* Material provided

Begin

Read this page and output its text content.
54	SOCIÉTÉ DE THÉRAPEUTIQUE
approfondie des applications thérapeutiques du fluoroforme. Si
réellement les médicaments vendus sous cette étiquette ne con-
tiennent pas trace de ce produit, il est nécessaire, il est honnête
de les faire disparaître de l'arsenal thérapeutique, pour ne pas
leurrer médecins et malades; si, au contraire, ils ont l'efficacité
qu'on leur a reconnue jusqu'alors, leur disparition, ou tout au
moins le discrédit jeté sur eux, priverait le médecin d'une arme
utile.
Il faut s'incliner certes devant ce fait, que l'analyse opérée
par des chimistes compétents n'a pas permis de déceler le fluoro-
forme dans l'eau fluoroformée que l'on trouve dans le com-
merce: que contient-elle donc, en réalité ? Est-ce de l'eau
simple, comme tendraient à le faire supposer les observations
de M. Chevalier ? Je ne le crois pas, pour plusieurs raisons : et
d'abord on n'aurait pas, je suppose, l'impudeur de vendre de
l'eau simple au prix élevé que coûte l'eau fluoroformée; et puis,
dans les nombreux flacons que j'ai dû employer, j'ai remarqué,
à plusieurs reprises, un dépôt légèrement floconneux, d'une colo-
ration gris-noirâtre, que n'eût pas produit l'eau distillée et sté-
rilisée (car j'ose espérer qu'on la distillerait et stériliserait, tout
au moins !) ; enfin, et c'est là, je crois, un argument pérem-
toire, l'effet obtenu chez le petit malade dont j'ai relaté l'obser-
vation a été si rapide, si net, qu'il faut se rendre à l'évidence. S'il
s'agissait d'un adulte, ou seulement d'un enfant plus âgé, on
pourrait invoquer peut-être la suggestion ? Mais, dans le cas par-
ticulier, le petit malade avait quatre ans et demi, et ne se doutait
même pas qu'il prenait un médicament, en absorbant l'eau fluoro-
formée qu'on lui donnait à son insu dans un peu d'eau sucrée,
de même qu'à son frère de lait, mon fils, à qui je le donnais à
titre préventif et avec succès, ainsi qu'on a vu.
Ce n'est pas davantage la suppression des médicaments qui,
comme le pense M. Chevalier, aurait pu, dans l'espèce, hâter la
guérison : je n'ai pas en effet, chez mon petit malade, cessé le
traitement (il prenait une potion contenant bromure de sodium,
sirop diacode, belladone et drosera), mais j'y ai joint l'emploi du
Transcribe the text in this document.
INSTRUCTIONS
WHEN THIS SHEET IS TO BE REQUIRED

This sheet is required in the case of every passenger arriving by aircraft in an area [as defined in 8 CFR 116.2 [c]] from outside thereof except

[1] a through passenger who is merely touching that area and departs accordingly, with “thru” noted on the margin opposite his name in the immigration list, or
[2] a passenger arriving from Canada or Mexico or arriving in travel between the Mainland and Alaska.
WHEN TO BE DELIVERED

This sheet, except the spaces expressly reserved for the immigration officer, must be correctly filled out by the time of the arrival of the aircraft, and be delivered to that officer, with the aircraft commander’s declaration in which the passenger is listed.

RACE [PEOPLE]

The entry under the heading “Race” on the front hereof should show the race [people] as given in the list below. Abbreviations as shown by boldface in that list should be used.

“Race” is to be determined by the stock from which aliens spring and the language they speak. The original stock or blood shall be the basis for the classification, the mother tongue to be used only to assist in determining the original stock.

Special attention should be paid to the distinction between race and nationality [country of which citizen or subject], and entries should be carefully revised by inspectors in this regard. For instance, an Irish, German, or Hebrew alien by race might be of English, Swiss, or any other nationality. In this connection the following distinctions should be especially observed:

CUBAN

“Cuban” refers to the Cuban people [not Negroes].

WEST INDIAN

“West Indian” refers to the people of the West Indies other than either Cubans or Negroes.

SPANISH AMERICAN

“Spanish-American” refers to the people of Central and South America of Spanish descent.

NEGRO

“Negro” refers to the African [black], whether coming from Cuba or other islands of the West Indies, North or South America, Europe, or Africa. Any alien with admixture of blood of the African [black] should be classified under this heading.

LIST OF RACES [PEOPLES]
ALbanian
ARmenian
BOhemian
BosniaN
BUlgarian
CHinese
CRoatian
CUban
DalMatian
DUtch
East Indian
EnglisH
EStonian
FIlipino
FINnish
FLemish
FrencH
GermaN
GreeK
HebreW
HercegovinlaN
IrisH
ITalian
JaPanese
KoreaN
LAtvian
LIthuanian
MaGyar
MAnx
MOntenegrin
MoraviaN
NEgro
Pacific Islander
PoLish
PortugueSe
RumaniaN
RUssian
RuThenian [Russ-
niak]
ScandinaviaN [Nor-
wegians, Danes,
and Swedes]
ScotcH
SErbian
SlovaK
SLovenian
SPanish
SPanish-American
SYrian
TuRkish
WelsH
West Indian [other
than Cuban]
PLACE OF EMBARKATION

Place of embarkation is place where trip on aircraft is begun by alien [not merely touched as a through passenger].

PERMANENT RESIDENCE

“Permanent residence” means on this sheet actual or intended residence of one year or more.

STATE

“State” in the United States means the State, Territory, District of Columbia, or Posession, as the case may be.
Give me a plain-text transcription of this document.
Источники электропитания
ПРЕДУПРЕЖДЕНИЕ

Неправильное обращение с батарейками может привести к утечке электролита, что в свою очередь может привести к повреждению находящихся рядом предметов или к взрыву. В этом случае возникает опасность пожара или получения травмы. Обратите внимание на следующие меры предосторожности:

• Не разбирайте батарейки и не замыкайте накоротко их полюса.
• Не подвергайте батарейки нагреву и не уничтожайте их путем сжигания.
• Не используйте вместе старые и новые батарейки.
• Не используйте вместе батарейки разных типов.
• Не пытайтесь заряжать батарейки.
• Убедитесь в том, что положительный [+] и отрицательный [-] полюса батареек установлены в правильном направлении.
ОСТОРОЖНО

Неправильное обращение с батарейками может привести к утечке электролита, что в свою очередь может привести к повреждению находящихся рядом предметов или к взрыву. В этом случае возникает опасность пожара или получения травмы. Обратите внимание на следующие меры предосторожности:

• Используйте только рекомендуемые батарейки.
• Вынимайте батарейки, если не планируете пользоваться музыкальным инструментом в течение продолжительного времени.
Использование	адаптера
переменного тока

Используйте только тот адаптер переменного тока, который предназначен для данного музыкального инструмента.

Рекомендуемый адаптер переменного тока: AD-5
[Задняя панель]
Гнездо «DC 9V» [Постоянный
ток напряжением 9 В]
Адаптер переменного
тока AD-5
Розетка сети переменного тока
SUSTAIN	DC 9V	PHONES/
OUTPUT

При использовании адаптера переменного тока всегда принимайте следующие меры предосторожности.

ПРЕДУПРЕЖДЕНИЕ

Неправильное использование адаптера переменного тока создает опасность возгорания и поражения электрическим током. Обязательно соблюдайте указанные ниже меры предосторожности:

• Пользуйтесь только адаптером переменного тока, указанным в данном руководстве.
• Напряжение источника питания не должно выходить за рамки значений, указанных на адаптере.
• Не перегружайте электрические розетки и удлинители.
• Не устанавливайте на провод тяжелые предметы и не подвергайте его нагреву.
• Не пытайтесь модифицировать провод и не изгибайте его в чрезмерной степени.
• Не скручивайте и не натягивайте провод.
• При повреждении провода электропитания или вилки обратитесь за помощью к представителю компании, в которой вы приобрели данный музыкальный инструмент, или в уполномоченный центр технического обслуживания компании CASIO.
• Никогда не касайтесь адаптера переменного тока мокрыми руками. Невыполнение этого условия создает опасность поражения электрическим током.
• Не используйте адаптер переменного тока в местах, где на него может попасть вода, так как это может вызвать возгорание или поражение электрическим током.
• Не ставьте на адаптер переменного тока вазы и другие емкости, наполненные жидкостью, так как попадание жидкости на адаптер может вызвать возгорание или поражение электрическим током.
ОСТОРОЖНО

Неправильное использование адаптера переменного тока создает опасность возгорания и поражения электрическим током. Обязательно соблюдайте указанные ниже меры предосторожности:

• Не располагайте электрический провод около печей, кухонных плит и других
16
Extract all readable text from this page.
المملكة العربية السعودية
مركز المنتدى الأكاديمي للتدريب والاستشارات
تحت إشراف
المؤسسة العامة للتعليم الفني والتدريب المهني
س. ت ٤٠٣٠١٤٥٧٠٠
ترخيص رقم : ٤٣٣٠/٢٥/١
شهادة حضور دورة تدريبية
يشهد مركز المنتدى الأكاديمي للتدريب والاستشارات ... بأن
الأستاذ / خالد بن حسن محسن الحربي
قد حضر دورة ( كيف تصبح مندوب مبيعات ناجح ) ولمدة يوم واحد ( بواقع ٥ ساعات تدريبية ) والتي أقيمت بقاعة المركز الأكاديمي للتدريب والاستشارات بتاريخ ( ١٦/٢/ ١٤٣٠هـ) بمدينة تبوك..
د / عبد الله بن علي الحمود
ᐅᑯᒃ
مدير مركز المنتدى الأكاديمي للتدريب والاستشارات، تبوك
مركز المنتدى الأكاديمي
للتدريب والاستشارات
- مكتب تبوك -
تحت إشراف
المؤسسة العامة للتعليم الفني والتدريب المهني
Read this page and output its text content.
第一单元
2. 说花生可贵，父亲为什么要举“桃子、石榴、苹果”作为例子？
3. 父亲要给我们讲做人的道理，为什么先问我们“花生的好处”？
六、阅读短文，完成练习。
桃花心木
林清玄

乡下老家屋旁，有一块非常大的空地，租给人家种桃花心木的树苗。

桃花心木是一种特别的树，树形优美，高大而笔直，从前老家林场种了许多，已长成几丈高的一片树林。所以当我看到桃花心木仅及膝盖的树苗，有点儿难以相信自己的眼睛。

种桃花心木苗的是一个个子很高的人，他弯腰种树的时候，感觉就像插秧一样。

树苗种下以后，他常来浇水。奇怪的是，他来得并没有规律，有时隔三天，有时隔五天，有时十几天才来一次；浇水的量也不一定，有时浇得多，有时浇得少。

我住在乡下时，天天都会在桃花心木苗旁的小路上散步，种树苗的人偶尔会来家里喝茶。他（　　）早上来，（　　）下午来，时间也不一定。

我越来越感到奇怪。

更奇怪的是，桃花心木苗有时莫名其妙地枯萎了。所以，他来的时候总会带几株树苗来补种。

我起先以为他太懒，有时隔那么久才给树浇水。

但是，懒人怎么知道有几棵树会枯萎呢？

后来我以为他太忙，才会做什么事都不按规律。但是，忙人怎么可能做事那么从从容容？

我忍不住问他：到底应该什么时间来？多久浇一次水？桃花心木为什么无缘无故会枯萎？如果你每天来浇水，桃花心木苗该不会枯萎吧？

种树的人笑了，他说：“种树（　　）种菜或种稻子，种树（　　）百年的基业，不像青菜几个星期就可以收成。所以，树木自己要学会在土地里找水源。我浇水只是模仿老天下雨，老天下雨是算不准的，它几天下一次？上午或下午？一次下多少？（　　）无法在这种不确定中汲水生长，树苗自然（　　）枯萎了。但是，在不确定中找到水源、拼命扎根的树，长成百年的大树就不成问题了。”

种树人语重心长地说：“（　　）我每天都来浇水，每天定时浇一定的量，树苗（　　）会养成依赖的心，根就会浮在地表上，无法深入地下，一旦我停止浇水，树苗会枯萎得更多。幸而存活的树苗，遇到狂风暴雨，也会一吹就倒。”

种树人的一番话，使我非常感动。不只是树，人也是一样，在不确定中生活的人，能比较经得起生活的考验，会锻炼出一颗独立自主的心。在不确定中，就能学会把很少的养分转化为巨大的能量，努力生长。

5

End

* Written instruction
Pick out every line above that contains the word "produit" and copy it.

* The answer
tiennent pas trace de ce produit, il est nécessaire, il est honnête
ration gris-noirâtre, que n'eût pas produit l'eau distillée et sté-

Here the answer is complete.